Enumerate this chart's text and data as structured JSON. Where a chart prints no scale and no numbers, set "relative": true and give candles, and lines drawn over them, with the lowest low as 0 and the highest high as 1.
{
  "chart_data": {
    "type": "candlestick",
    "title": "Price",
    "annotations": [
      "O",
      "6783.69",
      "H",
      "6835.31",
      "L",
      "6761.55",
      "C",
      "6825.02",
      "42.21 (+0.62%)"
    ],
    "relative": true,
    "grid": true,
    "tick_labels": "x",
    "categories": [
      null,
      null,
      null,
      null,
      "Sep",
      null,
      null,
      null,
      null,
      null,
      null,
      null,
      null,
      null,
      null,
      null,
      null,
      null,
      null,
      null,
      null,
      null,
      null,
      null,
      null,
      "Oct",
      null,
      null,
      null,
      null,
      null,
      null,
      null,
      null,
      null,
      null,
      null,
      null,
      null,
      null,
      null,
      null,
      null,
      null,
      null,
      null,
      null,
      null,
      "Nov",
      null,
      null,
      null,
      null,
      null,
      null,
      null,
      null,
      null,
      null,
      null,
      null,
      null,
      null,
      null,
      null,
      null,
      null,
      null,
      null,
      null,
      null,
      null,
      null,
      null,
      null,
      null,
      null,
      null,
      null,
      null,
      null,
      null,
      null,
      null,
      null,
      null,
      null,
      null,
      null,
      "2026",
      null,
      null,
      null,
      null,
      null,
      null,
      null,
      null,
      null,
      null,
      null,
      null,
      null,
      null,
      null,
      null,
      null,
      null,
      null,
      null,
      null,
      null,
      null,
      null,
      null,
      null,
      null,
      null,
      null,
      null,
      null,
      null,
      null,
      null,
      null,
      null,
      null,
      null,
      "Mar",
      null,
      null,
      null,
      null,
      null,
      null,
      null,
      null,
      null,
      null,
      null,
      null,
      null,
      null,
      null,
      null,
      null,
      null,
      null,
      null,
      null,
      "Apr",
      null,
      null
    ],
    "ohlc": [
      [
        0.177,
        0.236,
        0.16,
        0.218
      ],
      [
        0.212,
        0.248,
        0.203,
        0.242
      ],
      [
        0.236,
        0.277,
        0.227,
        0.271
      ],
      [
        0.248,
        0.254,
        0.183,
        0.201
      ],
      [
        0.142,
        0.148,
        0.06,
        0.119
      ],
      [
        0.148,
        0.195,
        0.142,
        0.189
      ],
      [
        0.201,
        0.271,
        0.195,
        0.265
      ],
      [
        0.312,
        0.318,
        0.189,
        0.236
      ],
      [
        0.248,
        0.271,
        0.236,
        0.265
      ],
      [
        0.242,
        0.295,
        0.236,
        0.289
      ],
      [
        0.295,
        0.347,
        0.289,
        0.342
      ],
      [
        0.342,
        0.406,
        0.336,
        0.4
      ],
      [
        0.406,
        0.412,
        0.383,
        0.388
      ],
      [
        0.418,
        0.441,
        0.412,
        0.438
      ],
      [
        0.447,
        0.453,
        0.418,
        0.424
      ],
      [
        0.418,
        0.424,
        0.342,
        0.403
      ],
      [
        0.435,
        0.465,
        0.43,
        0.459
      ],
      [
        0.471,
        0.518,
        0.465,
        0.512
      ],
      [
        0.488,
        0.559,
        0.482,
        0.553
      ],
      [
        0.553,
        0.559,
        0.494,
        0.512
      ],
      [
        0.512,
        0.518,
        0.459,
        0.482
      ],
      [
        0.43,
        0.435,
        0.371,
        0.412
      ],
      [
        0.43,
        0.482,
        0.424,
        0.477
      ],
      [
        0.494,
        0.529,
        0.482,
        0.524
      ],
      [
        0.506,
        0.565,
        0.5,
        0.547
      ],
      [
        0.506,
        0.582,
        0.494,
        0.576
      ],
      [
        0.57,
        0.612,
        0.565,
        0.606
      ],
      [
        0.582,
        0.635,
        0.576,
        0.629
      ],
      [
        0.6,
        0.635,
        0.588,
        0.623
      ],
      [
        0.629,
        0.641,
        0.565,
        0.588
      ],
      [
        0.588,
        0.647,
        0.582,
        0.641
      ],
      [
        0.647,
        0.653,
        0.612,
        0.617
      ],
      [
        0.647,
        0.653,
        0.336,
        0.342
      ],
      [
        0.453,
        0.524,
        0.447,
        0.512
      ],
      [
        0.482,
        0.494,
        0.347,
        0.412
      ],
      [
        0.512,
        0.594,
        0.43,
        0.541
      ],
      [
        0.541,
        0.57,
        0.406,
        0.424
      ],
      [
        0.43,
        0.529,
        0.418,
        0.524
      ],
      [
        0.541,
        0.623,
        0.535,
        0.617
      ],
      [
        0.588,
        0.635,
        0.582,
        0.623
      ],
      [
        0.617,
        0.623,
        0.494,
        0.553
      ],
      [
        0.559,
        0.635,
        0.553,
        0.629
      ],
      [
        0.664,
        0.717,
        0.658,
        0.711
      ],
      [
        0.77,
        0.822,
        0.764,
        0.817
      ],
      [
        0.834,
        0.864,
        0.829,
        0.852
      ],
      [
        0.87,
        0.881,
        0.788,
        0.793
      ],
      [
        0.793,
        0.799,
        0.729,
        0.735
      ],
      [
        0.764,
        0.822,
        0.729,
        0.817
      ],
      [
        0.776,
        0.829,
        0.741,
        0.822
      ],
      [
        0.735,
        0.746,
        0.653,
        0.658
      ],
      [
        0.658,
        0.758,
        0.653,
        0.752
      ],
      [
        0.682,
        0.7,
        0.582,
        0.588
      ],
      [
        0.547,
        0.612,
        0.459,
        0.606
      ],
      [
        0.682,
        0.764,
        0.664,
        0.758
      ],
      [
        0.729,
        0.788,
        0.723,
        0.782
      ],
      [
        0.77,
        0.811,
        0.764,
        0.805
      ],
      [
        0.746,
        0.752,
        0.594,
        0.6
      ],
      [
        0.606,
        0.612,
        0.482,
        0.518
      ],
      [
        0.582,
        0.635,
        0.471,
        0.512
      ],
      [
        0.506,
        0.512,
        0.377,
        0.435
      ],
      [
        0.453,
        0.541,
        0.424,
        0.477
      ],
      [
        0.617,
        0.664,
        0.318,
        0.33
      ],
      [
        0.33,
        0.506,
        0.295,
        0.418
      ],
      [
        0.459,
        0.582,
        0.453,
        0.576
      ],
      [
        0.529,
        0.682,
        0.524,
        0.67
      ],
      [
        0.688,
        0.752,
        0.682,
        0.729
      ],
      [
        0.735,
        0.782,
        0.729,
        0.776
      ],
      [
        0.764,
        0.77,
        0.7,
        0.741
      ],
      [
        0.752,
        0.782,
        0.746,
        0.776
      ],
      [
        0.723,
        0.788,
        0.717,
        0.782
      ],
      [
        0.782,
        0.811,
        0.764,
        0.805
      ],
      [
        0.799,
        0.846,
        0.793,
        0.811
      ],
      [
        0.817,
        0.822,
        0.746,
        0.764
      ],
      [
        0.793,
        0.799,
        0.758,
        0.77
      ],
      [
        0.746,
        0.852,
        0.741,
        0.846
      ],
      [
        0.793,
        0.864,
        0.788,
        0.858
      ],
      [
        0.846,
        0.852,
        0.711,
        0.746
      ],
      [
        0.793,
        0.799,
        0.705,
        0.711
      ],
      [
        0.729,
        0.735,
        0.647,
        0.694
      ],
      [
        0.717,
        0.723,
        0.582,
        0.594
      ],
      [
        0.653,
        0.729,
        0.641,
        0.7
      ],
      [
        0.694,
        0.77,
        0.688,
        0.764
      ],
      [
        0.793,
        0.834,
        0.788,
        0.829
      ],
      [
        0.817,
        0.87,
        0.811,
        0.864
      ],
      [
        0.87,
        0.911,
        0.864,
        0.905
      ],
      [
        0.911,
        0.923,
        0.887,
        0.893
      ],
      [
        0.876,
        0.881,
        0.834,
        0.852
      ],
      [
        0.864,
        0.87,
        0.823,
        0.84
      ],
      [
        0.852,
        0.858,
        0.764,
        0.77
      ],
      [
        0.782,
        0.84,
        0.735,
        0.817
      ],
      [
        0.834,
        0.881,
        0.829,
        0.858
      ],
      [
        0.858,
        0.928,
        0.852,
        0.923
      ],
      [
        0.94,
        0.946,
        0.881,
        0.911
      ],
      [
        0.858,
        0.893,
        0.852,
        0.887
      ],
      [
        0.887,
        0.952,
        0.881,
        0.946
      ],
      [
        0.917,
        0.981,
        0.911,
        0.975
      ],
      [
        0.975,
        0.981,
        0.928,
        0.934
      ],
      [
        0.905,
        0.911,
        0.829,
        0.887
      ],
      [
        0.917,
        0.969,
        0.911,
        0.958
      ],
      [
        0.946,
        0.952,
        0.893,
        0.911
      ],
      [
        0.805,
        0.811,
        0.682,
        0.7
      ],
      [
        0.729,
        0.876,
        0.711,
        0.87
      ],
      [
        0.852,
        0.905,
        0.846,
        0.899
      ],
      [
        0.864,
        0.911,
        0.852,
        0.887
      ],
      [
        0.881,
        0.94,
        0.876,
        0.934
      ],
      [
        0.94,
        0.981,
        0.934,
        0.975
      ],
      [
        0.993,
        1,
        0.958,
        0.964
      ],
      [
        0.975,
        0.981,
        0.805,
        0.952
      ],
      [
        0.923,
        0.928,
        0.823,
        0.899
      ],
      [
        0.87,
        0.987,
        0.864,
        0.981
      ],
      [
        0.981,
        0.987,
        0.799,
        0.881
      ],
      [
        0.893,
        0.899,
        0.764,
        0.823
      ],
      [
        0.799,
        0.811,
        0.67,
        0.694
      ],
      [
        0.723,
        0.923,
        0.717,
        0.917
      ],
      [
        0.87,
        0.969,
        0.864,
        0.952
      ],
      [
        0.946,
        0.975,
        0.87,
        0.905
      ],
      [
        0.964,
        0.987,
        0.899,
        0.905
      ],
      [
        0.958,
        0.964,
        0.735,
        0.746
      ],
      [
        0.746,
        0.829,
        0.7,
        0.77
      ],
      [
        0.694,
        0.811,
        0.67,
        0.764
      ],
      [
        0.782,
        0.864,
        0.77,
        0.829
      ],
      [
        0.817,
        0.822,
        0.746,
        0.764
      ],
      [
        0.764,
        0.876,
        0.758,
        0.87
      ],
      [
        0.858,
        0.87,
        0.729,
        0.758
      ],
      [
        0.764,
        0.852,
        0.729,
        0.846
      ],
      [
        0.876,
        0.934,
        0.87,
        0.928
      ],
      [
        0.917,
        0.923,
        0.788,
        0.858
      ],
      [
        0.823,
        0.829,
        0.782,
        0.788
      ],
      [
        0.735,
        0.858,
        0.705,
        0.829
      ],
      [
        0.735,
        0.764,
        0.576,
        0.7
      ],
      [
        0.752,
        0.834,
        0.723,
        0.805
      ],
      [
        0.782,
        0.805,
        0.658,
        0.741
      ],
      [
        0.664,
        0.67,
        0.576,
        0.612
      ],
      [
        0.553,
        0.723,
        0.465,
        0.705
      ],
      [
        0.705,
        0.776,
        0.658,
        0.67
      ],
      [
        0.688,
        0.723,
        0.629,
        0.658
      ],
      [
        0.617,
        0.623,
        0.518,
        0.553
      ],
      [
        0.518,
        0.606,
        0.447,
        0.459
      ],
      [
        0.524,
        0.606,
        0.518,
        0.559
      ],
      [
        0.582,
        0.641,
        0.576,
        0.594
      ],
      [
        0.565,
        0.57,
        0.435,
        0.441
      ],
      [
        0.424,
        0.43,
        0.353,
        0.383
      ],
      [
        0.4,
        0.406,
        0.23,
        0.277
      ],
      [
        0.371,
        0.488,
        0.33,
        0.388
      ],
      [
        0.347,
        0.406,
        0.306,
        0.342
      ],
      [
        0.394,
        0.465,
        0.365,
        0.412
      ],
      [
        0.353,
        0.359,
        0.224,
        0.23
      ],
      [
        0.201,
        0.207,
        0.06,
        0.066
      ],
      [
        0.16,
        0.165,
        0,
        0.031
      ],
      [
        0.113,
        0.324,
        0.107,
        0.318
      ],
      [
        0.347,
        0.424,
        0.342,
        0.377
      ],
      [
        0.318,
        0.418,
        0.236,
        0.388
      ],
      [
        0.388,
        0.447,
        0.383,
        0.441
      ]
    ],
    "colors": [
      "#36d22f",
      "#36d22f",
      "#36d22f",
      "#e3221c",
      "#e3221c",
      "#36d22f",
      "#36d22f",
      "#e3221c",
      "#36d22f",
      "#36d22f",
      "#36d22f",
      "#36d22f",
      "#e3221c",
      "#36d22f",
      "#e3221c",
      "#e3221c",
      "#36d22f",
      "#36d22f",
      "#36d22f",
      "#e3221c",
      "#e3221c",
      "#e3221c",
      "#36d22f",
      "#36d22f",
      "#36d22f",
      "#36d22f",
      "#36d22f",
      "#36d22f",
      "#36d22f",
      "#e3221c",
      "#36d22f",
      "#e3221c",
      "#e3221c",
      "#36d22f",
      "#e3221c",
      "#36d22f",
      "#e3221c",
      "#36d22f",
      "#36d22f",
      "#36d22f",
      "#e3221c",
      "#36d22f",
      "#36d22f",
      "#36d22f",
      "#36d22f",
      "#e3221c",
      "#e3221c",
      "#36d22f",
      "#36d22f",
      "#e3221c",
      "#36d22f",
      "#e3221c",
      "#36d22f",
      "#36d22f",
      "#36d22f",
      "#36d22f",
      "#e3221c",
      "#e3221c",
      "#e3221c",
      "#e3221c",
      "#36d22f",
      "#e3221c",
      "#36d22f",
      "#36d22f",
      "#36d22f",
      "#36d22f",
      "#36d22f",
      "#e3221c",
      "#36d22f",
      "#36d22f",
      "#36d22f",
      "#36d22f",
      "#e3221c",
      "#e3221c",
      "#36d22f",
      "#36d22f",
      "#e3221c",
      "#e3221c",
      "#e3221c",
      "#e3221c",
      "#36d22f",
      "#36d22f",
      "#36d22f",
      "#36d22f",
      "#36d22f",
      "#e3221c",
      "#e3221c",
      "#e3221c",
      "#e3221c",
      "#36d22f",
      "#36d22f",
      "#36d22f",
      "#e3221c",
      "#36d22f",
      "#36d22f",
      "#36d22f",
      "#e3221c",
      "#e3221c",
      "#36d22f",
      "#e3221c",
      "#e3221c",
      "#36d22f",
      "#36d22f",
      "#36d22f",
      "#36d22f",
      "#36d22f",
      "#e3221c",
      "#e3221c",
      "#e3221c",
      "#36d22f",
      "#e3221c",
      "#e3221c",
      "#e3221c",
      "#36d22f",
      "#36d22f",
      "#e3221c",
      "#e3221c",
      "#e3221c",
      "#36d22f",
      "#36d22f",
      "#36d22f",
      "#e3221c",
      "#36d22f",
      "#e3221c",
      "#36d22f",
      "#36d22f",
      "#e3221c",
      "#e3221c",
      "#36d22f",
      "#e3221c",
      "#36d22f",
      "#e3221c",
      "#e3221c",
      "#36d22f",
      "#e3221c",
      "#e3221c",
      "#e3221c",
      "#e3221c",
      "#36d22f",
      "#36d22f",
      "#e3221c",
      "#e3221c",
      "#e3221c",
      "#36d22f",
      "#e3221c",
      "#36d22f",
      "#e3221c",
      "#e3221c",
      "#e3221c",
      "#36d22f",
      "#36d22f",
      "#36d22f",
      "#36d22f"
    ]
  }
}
·····
What to produce: Count the lines in the records above that contain the word "relative", and give only the number.

Full answer: 2